• _Stated problem_
Verbatim output of all the material below is required.
━━━━━━
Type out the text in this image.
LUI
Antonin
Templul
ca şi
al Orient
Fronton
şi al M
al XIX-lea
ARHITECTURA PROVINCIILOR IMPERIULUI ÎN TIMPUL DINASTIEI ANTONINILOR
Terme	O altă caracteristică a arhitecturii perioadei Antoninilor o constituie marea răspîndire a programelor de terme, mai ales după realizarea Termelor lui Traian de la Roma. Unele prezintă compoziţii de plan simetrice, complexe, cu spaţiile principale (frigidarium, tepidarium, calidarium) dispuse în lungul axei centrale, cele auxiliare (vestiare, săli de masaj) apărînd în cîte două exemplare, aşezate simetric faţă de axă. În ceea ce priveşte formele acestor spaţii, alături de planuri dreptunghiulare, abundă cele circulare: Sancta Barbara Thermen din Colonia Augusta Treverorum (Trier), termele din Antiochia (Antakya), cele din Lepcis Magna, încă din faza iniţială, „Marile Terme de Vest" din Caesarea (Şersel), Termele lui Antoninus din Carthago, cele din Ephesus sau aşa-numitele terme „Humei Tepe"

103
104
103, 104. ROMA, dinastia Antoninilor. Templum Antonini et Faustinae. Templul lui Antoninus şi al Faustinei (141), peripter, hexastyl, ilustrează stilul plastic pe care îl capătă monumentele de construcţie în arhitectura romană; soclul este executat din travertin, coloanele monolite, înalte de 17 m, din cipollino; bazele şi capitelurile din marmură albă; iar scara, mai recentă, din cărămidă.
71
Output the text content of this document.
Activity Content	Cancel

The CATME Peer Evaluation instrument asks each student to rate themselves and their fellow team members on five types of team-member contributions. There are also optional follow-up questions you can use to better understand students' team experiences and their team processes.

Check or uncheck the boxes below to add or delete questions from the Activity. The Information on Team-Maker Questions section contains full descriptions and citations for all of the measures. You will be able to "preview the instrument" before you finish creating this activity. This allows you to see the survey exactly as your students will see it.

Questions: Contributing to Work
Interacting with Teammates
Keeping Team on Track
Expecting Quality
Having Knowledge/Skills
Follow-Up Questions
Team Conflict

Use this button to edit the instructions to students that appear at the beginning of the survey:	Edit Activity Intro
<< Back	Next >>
━━━━━━
• _Right answer_
Type out the text in this image.
LUI
Antonin
Templul
ca şi
al Orient
Fronton
şi al M
al XIX-lea
ARHITECTURA PROVINCIILOR IMPERIULUI ÎN TIMPUL DINASTIEI ANTONINILOR
Terme	O altă caracteristică a arhitecturii perioadei Antoninilor o constituie marea răspîndire a programelor de terme, mai ales după realizarea Termelor lui Traian de la Roma. Unele prezintă compoziţii de plan simetrice, complexe, cu spaţiile principale (frigidarium, tepidarium, calidarium) dispuse în lungul axei centrale, cele auxiliare (vestiare, săli de masaj) apărînd în cîte două exemplare, aşezate simetric faţă de axă. În ceea ce priveşte formele acestor spaţii, alături de planuri dreptunghiulare, abundă cele circulare: Sancta Barbara Thermen din Colonia Augusta Treverorum (Trier), termele din Antiochia (Antakya), cele din Lepcis Magna, încă din faza iniţială, „Marile Terme de Vest" din Caesarea (Şersel), Termele lui Antoninus din Carthago, cele din Ephesus sau aşa-numitele terme „Humei Tepe"

103
104
103, 104. ROMA, dinastia Antoninilor. Templum Antonini et Faustinae. Templul lui Antoninus şi al Faustinei (141), peripter, hexastyl, ilustrează stilul plastic pe care îl capătă monumentele de construcţie în arhitectura romană; soclul este executat din travertin, coloanele monolite, înalte de 17 m, din cipollino; bazele şi capitelurile din marmură albă; iar scara, mai recentă, din cărămidă.
71
Output the text content of this document.
Activity Content	Cancel

The CATME Peer Evaluation instrument asks each student to rate themselves and their fellow team members on five types of team-member contributions. There are also optional follow-up questions you can use to better understand students' team experiences and their team processes.

Check or uncheck the boxes below to add or delete questions from the Activity. The Information on Team-Maker Questions section contains full descriptions and citations for all of the measures. You will be able to "preview the instrument" before you finish creating this activity. This allows you to see the survey exactly as your students will see it.

Questions: Contributing to Work
Interacting with Teammates
Keeping Team on Track
Expecting Quality
Having Knowledge/Skills
Follow-Up Questions
Team Conflict

Use this button to edit the instructions to students that appear at the beginning of the survey:	Edit Activity Intro
<< Back	Next >>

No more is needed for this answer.